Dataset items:
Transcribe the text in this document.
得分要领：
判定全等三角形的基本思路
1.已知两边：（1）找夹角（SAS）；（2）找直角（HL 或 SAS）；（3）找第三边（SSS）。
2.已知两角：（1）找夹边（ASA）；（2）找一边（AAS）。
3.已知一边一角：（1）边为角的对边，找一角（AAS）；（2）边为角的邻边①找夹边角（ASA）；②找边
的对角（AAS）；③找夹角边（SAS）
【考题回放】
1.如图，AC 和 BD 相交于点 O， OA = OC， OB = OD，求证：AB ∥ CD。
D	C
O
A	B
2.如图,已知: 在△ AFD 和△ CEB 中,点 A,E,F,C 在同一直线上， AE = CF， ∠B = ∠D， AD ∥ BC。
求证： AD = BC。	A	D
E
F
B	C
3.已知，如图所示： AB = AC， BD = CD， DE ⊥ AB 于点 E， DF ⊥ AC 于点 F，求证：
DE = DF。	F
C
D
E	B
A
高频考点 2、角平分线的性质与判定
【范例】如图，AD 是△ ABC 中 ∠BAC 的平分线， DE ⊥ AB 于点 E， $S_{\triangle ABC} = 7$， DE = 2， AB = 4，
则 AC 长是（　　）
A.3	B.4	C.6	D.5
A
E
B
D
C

Aim of the task: Give back the whole listing exactly as it reads.

Exercise solution:
Transcribe the text in this document.
得分要领：
判定全等三角形的基本思路
1.已知两边：（1）找夹角（SAS）；（2）找直角（HL 或 SAS）；（3）找第三边（SSS）。
2.已知两角：（1）找夹边（ASA）；（2）找一边（AAS）。
3.已知一边一角：（1）边为角的对边，找一角（AAS）；（2）边为角的邻边①找夹边角（ASA）；②找边
的对角（AAS）；③找夹角边（SAS）
【考题回放】
1.如图，AC 和 BD 相交于点 O， OA = OC， OB = OD，求证：AB ∥ CD。
D	C
O
A	B
2.如图,已知: 在△ AFD 和△ CEB 中,点 A,E,F,C 在同一直线上， AE = CF， ∠B = ∠D， AD ∥ BC。
求证： AD = BC。	A	D
E
F
B	C
3.已知，如图所示： AB = AC， BD = CD， DE ⊥ AB 于点 E， DF ⊥ AC 于点 F，求证：
DE = DF。	F
C
D
E	B
A
高频考点 2、角平分线的性质与判定
【范例】如图，AD 是△ ABC 中 ∠BAC 的平分线， DE ⊥ AB 于点 E， $S_{\triangle ABC} = 7$， DE = 2， AB = 4，
则 AC 长是（　　）
A.3	B.4	C.6	D.5
A
E
B
D
C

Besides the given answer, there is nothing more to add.